-- start of Data in this exercise --

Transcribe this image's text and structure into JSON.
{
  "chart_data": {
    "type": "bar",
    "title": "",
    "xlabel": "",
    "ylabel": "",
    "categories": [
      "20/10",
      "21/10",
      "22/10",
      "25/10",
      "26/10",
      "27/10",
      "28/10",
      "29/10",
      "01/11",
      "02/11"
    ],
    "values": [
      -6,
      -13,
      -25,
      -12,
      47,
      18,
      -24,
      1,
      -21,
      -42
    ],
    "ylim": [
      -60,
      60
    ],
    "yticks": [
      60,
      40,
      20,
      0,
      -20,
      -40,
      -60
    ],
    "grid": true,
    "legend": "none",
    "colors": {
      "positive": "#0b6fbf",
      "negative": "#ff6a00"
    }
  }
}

-- end of Data in this exercise --
-- start of Data in this exercise --

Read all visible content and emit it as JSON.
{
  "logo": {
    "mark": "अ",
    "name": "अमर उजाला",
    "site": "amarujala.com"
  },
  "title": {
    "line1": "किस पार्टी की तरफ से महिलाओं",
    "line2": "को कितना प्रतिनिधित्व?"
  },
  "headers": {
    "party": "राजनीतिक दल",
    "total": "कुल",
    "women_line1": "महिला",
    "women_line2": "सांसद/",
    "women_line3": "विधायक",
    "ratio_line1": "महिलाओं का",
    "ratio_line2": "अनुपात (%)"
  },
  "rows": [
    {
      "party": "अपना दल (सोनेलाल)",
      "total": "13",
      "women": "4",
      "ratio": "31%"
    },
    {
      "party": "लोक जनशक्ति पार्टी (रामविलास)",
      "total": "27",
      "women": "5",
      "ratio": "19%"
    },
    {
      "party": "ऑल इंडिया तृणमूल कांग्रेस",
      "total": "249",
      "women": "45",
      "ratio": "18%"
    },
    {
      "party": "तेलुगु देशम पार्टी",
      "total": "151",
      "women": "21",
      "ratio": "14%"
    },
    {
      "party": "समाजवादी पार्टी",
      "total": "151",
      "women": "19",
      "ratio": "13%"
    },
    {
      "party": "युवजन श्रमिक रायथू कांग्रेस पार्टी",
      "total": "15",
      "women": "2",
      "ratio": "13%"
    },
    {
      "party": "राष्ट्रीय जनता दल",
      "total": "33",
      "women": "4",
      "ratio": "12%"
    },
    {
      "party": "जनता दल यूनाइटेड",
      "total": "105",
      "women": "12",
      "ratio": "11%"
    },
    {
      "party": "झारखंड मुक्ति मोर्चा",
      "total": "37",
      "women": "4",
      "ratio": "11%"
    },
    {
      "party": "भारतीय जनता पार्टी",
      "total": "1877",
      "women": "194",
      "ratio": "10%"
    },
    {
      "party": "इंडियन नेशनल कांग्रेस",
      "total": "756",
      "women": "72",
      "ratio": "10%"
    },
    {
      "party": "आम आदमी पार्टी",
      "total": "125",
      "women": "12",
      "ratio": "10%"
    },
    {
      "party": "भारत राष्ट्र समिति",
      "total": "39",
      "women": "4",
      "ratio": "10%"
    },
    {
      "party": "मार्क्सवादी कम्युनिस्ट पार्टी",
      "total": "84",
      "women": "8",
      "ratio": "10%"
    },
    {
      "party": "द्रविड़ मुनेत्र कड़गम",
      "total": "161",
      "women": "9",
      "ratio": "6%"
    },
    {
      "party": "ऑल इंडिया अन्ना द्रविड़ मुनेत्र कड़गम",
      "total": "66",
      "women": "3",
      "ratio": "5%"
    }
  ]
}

-- end of Data in this exercise --

» **Problem**
In the records above, find each line that holds the word "JSON"; copy all such lines.

» **Result of the task**
Transcribe this image's text and structure into JSON.
Read all visible content and emit it as JSON.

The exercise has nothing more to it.